◆ QUELLENAUSZUG:
════════════════

· 

The shape of compost to bum - Ein naives Get Together

Was wäre, wenn Kunst jenseits der Kommunikation existierte? Was wäre, wenn wir Pflanzen verstünden? Wie könnte eine Welt aussehen, in der es mehr um Ähnlichkeit und Vereinigung als um Differenz und Krieg geht? Am 20.01.2022 konnten Zuschauende online The Shape of Trouble to Come - ein posthumanes Ritual des FARN. collective im Schauspiel Leipzig streamen. Tom Schneider sorgte dabei dafür, dass die Komfortzone der Einzelnen trotz unangenehmer Themen tendenziell nicht verlassen werden musste.

 

Zu Beginn sitzt Sandra Hüller auf der rechten Seite der Bühne und lauscht einem alten Radio. Sie fällt dabei immer wieder in sich zusammen. Choreografisch bindet sich die Abfolge ihrer Bewegungen in das Gesamtwerk ein, was sich aus Leuchtreklame, klassischer Klaviermusik und den Geräuschen der Pflanzen, die Christoph Müller auf der linken Seite der Bühne durch einen elektrischen Schaltkreis zum Sprechen bringt, zusammensetzt. Verbunden sind die beiden Szenarien durch einen Weg aus Schutt, Erde und Schrott.

════════════════

◆ ANFORDERUNGEN:
**a)** Auf welcher Seite der Bühne sitzt Sandra Hüller laut Quellenauszug zu Beginn?
**b)** Wiederhole aus dem Quellenauszug wörtlich die Stelle von „Was wäre, wenn Kunst“ bis „verlassen werden musste.“.

◆ EXTRAHIERTES MATERIAL:
════════════════

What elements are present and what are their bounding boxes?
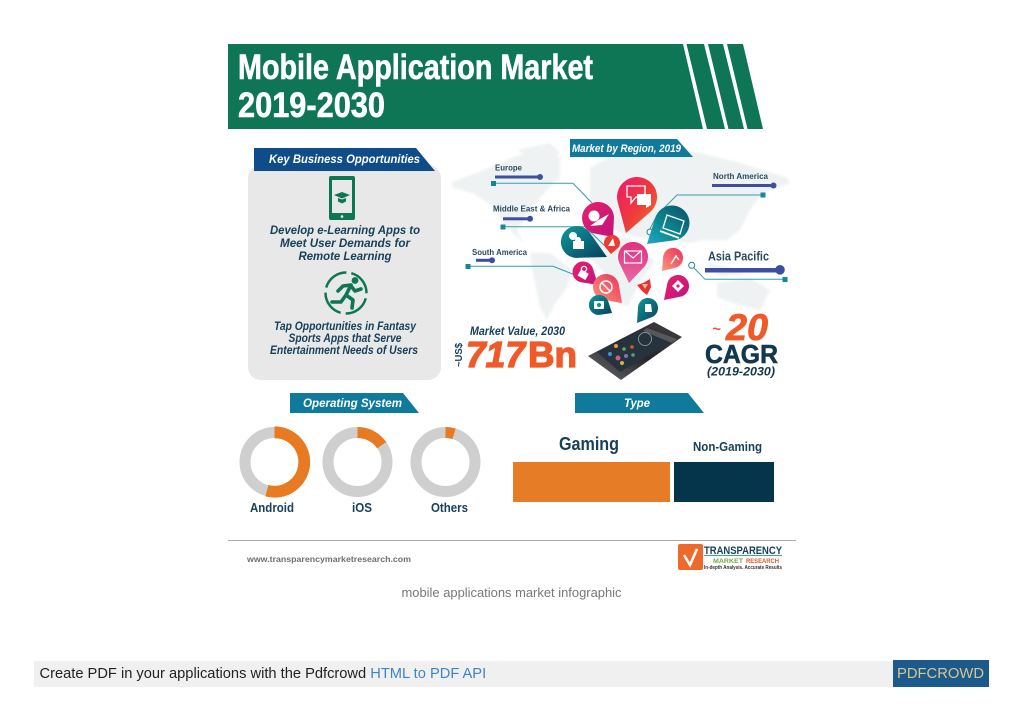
bubble: heart (637, 279, 651, 295)
heading: type (575, 393, 704, 413)
title banner (228, 44, 763, 129)
heading: operating system: Operating System (303, 396, 402, 410)
label: iOS: iOS (352, 500, 372, 515)
icon: running figure (321, 268, 371, 318)
text: fantasy sports opportunity (270, 321, 418, 357)
text: e-learning opportunity: Develop e-Learning Apps to (270, 223, 420, 237)
connector endpoints (466, 181, 788, 282)
bubble: chat (617, 177, 657, 233)
CAGR label: CAGR (705, 339, 778, 369)
PDFCROWD badge (893, 660, 989, 687)
CAGR value: ~ (712, 321, 721, 338)
bubble: camera (589, 295, 612, 315)
CAGR period: (2019-2030) (707, 366, 775, 378)
heading: operating system (290, 393, 419, 413)
logo: Transparency Market Research (678, 544, 783, 571)
market value number: 717 (466, 334, 527, 375)
bar: Gaming share (513, 462, 670, 502)
footer text: Create PDF in your applications with the Pdfcrowd HTML to PDF API (40, 666, 486, 682)
bubble: stop (593, 274, 622, 303)
label: Europe (495, 163, 543, 180)
bubble: music (662, 248, 683, 271)
donut chart: iOS (328, 432, 387, 492)
label: Asia Pacific (705, 250, 785, 275)
bar: Non-Gaming share (674, 462, 774, 502)
CAGR value: 20 (725, 307, 768, 348)
label: Gaming: Gaming (559, 434, 619, 454)
panel: key business opportunities (248, 148, 441, 380)
panel heading: market by region: Market by Region, 2019 (572, 143, 682, 155)
app bubbles cluster (561, 177, 689, 323)
connector lines (468, 183, 785, 279)
label: Asia Pacific: Asia Pacific (708, 250, 769, 264)
market value label: Market Value, 2030 (470, 326, 566, 338)
label: Europe: Europe (495, 163, 522, 173)
footer rule (228, 540, 796, 541)
bubble: lock (573, 261, 598, 285)
icon: tablet with graduation cap (329, 176, 355, 220)
logo: Transparency Market Research: MARKET (713, 558, 743, 565)
text: e-learning opportunity: Meet User Demands for (280, 236, 411, 250)
label: Middle East & Africa (493, 204, 570, 222)
bubble: teal (637, 298, 658, 323)
footer bar (34, 660, 989, 687)
logo: Transparency Market Research: TRANSPARENCY (704, 545, 783, 557)
heading: type: Type (624, 396, 650, 410)
currency label: ~US$ (453, 343, 465, 367)
text: e-learning opportunity: Remote Learning (298, 249, 392, 263)
label: Middle East & Africa: Middle East & Africa (493, 204, 570, 214)
panel heading: Key Business Opportunities (269, 152, 420, 166)
text: fantasy sports opportunity: Sports Apps that Serve (288, 333, 402, 345)
website URL: www.transparencymarketresearch.com (246, 554, 411, 564)
label: Non-Gaming: Non-Gaming (693, 439, 762, 454)
label: North America (712, 171, 776, 188)
bubble: video camera (561, 226, 607, 258)
donut chart: Others (416, 432, 475, 492)
smartphone (588, 322, 682, 380)
label: Others: Others (431, 500, 468, 515)
world map background (452, 143, 790, 320)
panel heading (254, 148, 435, 171)
label: Android: Android (250, 500, 294, 515)
title years: 2019-2030 (238, 86, 385, 125)
label: South America (472, 247, 527, 263)
PDFCROWD badge: PDFCROWD (897, 666, 984, 682)
donut chart: Android (245, 432, 304, 492)
text: fantasy sports opportunity: Tap Opportunities in Fantasy (274, 321, 417, 333)
market value number: Bn (528, 334, 577, 375)
bubble: mail (618, 242, 648, 283)
market value number (466, 334, 577, 375)
text: fantasy sports opportunity: Entertainment Needs of Users (270, 345, 418, 357)
text: e-learning opportunity (270, 223, 420, 263)
logo: Transparency Market Research: RESEARCH (746, 558, 779, 565)
panel heading: market by region (570, 139, 693, 157)
logo: Transparency Market Research: In-depth Analysis. Accurate Results (704, 565, 782, 571)
bubble: small red (604, 235, 620, 254)
label: South America: South America (472, 247, 527, 257)
bubble: Europe (582, 202, 614, 237)
label: North America: North America (713, 171, 768, 181)
bubble: laptop (647, 205, 689, 244)
title text: Mobile Application Market (238, 48, 593, 87)
caption: mobile applications market infographic (402, 585, 622, 600)
bubble: tag (664, 275, 689, 300)
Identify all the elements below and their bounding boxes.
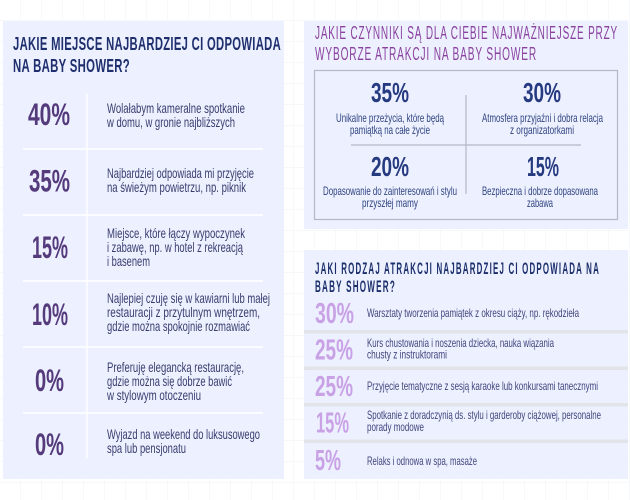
- row: 30% workshops: 30%: [315, 298, 354, 330]
- row: 0% restaurant: gdzie można się dobrze bawić: [107, 373, 232, 389]
- row: 15% style advice: porady modowe: [367, 420, 424, 434]
- row: 0% restaurant: w stylowym otoczeniu: [106, 387, 201, 403]
- row: 0% weekend: 0%: [35, 426, 64, 462]
- row: 25% babywearing: chusty z instruktorami: [367, 348, 447, 362]
- row: 0% weekend: spa lub pensjonatu: [107, 440, 186, 456]
- heading: preferred place: NA BABY SHOWER?: [13, 56, 130, 76]
- stat: 35%: pamiątką na całe życie: [350, 123, 430, 137]
- row: 15%: i zabawę, np. w hotel z rekreacją: [107, 239, 243, 255]
- row: 0% restaurant: Preferuję elegancką restaurację,: [107, 359, 244, 375]
- row: 25% themed party: 25%: [315, 371, 353, 403]
- stat: 15%: 15%: [527, 151, 559, 182]
- stat: 20%: 20%: [371, 151, 409, 182]
- row: 15% style advice: [316, 408, 601, 440]
- heading: preferred place: [13, 34, 281, 76]
- row: 35%: [29, 162, 254, 198]
- stat: 20%: [323, 151, 457, 210]
- row: 25% babywearing: [315, 334, 554, 366]
- stat: 15%: zabawa: [527, 196, 553, 210]
- row: 10%: restauracji z przytulnym wnętrzem,: [107, 304, 260, 320]
- stat: 20%: Dopasowanie do zainteresowań i stylu: [323, 184, 457, 198]
- row: 15%: i basenem: [107, 253, 150, 269]
- row: 40%: [28, 96, 245, 132]
- heading: attraction type: BABY SHOWER?: [315, 278, 396, 296]
- stat: 35%: 35%: [371, 77, 409, 108]
- stat: 30%: z organizatorkami: [510, 123, 574, 137]
- row: 0% restaurant: [35, 359, 244, 403]
- row: 0% weekend: [35, 426, 260, 462]
- row: 0% weekend: Wyjazd na weekend do luksusowego: [107, 426, 260, 442]
- stat: 30%: 30%: [523, 77, 561, 108]
- stat: 20%: przyszłej mamy: [362, 196, 418, 210]
- row: 5% spa: [315, 445, 477, 477]
- panel: preferred place: [3, 21, 284, 479]
- row: 5% spa: Relaks i odnowa w spa, masaże: [367, 454, 477, 468]
- stat: 35%: Unikalne przeżycia, które będą: [336, 111, 444, 125]
- row: 15% style advice: 15%: [316, 408, 349, 440]
- row: 40%: Wolałabym kameralne spotkanie: [107, 100, 245, 116]
- row: 30% workshops: [315, 298, 579, 330]
- row: 0% restaurant: 0%: [35, 362, 64, 398]
- row: 35%: 35%: [29, 162, 70, 198]
- row: 10%: [32, 290, 270, 334]
- row: 5% spa: 5%: [315, 445, 341, 477]
- heading: attraction type: [315, 260, 600, 296]
- row: 25% themed party: [315, 371, 598, 403]
- stat: 30%: [482, 77, 603, 137]
- row: 15%: 15%: [32, 229, 68, 265]
- row: 10%: Najlepiej czuję się w kawiarni lub małej: [107, 290, 270, 306]
- heading: important factors: [315, 23, 618, 64]
- row: 40%: w domu, w gronie najbliższych: [106, 114, 235, 130]
- row: 35%: Najbardziej odpowiada mi przyjęcie: [107, 165, 254, 181]
- row: 25% babywearing: 25%: [315, 334, 353, 366]
- row: 35%: na świeżym powietrzu, np. piknik: [107, 179, 247, 195]
- panel: attraction type: [304, 250, 628, 479]
- row: 10%: 10%: [32, 296, 68, 332]
- row: 10%: gdzie można spokojnie rozmawiać: [107, 318, 250, 334]
- row: 40%: 40%: [28, 96, 70, 132]
- row: 15%: [32, 225, 246, 269]
- heading: preferred place: JAKIE MIEJSCE NAJBARDZIEJ CI ODPOWIADA: [13, 34, 281, 54]
- panel: important factors: [304, 21, 628, 229]
- stat: 15%: [482, 151, 598, 210]
- row: 15%: Miejsce, które łączy wypoczynek: [107, 225, 246, 241]
- stat: 35%: [336, 77, 444, 137]
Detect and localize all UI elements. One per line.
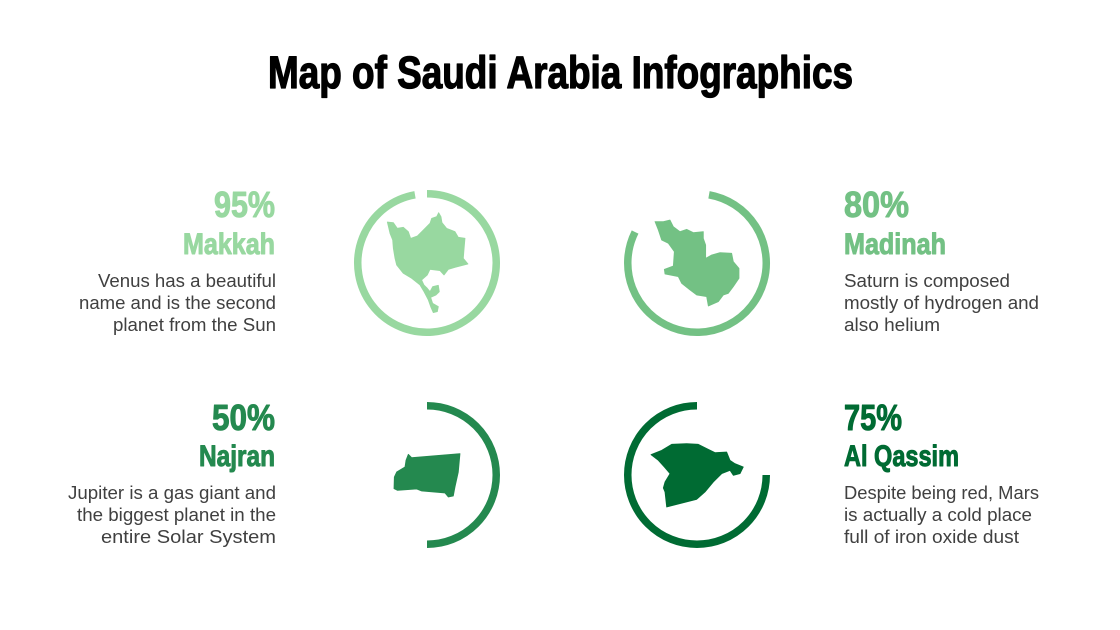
heading: Makkah: Makkah [183,228,275,261]
ring: Al Qassim 75% [628,406,766,544]
description: Madinah [844,271,1039,335]
percentage: 75%: 75% [844,397,902,438]
ring: Najran 50% [427,406,496,544]
title: Map of Saudi Arabia Infographics [268,47,853,98]
description: Najran: entire Solar System [101,527,276,547]
panel: Madinah text [844,184,1039,335]
description: Makkah [79,271,276,335]
ring: Makkah 95% [358,194,496,332]
map: Madinah [655,220,739,306]
description: Al Qassim: is actually a cold place [844,505,1032,525]
description: Madinah: mostly of hydrogen and [844,293,1039,313]
description: Najran: Jupiter is a gas giant and [68,483,276,503]
description: Makkah: name and is the second [79,293,276,313]
heading: Madinah: Madinah [844,228,946,261]
description: Madinah: also helium [844,315,940,335]
heading: Najran: Najran [199,440,275,473]
description: Najran [68,483,276,547]
description: Al Qassim [844,483,1039,547]
description: Al Qassim: full of iron oxide dust [844,527,1019,547]
percentage: 95%: 95% [214,184,275,225]
percentage: 50%: 50% [212,397,275,438]
map: Makkah [387,213,468,313]
percentage: 80%: 80% [844,184,909,225]
description: Al Qassim: Despite being red, Mars [844,483,1039,503]
panel: Najran text [68,397,276,547]
description: Madinah: Saturn is composed [844,271,1010,291]
description: Najran: the biggest planet in the [77,505,276,525]
description: Makkah: Venus has a beautiful [98,271,276,291]
panel: Makkah text [79,184,276,335]
description: Makkah: planet from the Sun [113,315,276,335]
panel: Al Qassim text [844,397,1039,547]
ring: Madinah 80% [628,195,766,332]
heading: Al Qassim: Al Qassim [844,440,959,473]
map: Najran [394,454,460,497]
map: Al Qassim [651,444,743,507]
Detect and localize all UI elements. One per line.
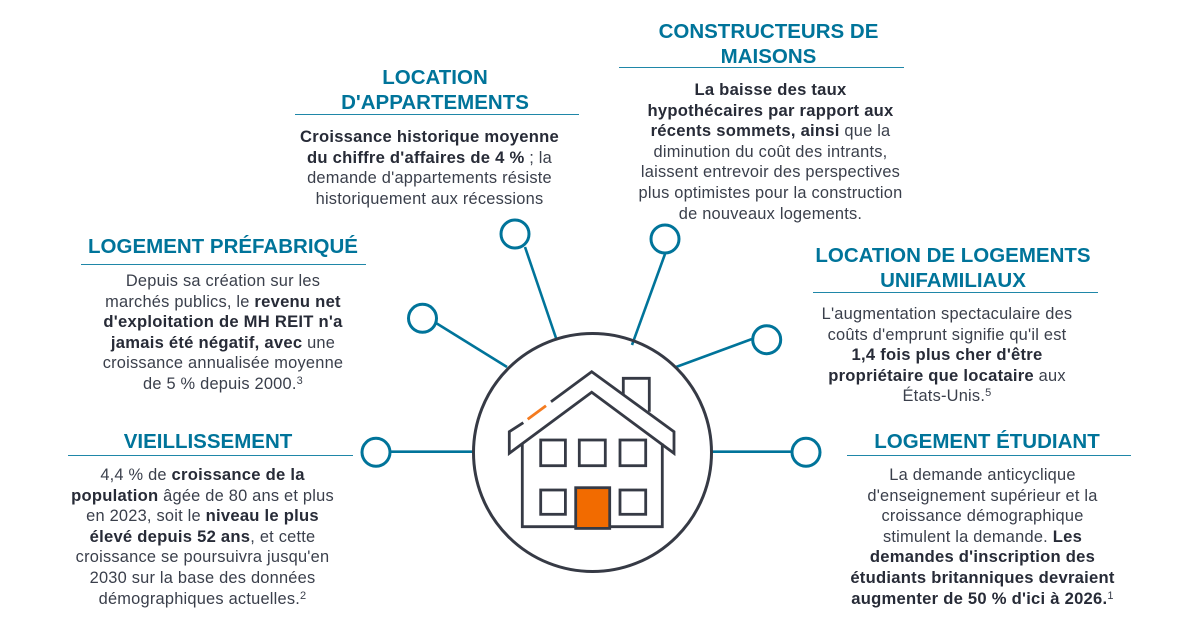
body text: vieillissement: 2030 sur la base des données	[90, 569, 315, 587]
body text: constructeurs: de nouveaux logements.	[679, 205, 862, 223]
body text: étudiant: stimulent la demande. Les	[883, 527, 1082, 546]
body text: préfabriqué: d'exploitation de MH REIT n'a	[103, 312, 343, 331]
body text: unifamiliaux: L'augmentation spectaculaire des	[822, 305, 1072, 323]
panel: vieillissement	[71, 430, 334, 608]
body text: unifamiliaux: 1,4 fois plus cher d'être	[852, 345, 1042, 364]
heading: constructeurs de maisons: CONSTRUCTEURS DE	[659, 20, 878, 43]
body text: vieillissement: population âgée de 80 ans et plus	[71, 486, 334, 505]
body text: préfabriqué: croissance annualisée moyenne	[103, 354, 343, 372]
body text: préfabriqué: de 5 % depuis 2000.3	[143, 375, 303, 393]
body text: appartements	[300, 127, 559, 208]
body text: étudiant: La demande anticyclique	[889, 466, 1076, 484]
heading: location de logements unifamiliaux: UNIFAMILIAUX	[880, 269, 1026, 292]
body text: vieillissement: en 2023, soit le niveau le plus	[86, 506, 319, 525]
body text: préfabriqué: jamais été négatif, avec une	[111, 333, 335, 352]
body text: constructeurs	[639, 80, 902, 223]
body text: vieillissement: croissance se poursuivra jusqu'en	[76, 548, 329, 566]
heading: location de logements unifamiliaux	[815, 244, 1091, 292]
body text: étudiant: étudiants britanniques devraient	[850, 568, 1115, 587]
body text: appartements: Croissance historique moyenne	[300, 127, 559, 146]
heading: location d'appartements: LOCATION	[382, 66, 488, 89]
large circle	[474, 334, 712, 572]
heading: location d'appartements	[341, 66, 529, 114]
body text: appartements: du chiffre d'affaires de 4 % ; la	[307, 148, 552, 167]
body text: préfabriqué	[103, 272, 343, 393]
body text: unifamiliaux: propriétaire que locataire aux	[828, 366, 1066, 385]
panel: location de logements unifamiliaux	[815, 244, 1091, 405]
body text: unifamiliaux	[822, 305, 1072, 405]
body text: vieillissement	[71, 465, 334, 608]
heading: location de logements unifamiliaux: LOCATION DE LOGEMENTS	[815, 244, 1091, 267]
heading: constructeurs de maisons: MAISONS	[721, 45, 816, 68]
roof accent	[528, 406, 546, 419]
body text: unifamiliaux: coûts d'emprunt signifie qu'il est	[828, 326, 1066, 344]
body text: unifamiliaux: États-Unis.5	[903, 387, 991, 405]
body text: constructeurs: plus optimistes pour la construction	[639, 184, 902, 202]
heading: logement étudiant: LOGEMENT ÉTUDIANT	[874, 430, 1100, 453]
body text: constructeurs: La baisse des taux	[694, 80, 847, 99]
icon: house	[509, 372, 674, 528]
connector lines and nodes	[362, 220, 820, 466]
heading: location d'appartements: D'APPARTEMENTS	[341, 91, 529, 114]
body text: vieillissement: élevé depuis 52 ans, et cette	[90, 527, 315, 546]
panel: location d'appartements	[300, 66, 559, 208]
body text: étudiant: augmenter de 50 % d'ici à 2026.1	[851, 589, 1114, 608]
panel: logement préfabriqué	[88, 235, 358, 393]
body text: appartements: historiquement aux récessions	[316, 190, 543, 208]
body text: vieillissement: démographiques actuelles.2	[99, 590, 306, 608]
panel: constructeurs de maisons	[639, 20, 902, 223]
body text: étudiant: demandes d'inscription des	[870, 547, 1095, 566]
heading: constructeurs de maisons	[659, 20, 878, 68]
door	[576, 488, 610, 528]
body text: constructeurs: récents sommets, ainsi que la	[651, 121, 890, 140]
heading: logement préfabriqué: LOGEMENT PRÉFABRIQUÉ	[88, 235, 358, 258]
body text: étudiant: d'enseignement supérieur et la	[867, 487, 1098, 505]
panel: logement étudiant	[850, 430, 1115, 608]
body text: étudiant	[850, 466, 1115, 608]
body text: constructeurs: diminution du coût des intrants,	[654, 143, 887, 161]
body text: étudiant: croissance démographique	[881, 507, 1084, 525]
heading: vieillissement: VIEILLISSEMENT	[124, 430, 292, 453]
body text: préfabriqué: marchés publics, le revenu net	[105, 292, 341, 311]
body text: vieillissement: 4,4 % de croissance de la	[100, 465, 305, 484]
body text: constructeurs: hypothécaires par rapport aux	[647, 101, 894, 120]
body text: constructeurs: laissent entrevoir des perspectives	[641, 163, 900, 181]
body text: appartements: demande d'appartements résiste	[307, 169, 552, 187]
body text: préfabriqué: Depuis sa création sur les	[126, 272, 320, 290]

════════════════

◆ LÖSUNGEN:
**a)** Auf der rechten Seite der Bühne.

**b)**
Was wäre, wenn Kunst jenseits der Kommunikation existierte? Was wäre, wenn wir Pflanzen verstünden? Wie könnte eine Welt aussehen, in der es mehr um Ähnlichkeit und Vereinigung als um Differenz und Krieg geht? Am 20.01.2022 konnten Zuschauende online The Shape of Trouble to Come - ein posthumanes Ritual des FARN. collective im Schauspiel Leipzig streamen. Tom Schneider sorgte dabei dafür, dass die Komfortzone der Einzelnen trotz unangenehmer Themen tendenziell nicht verlassen werden musste.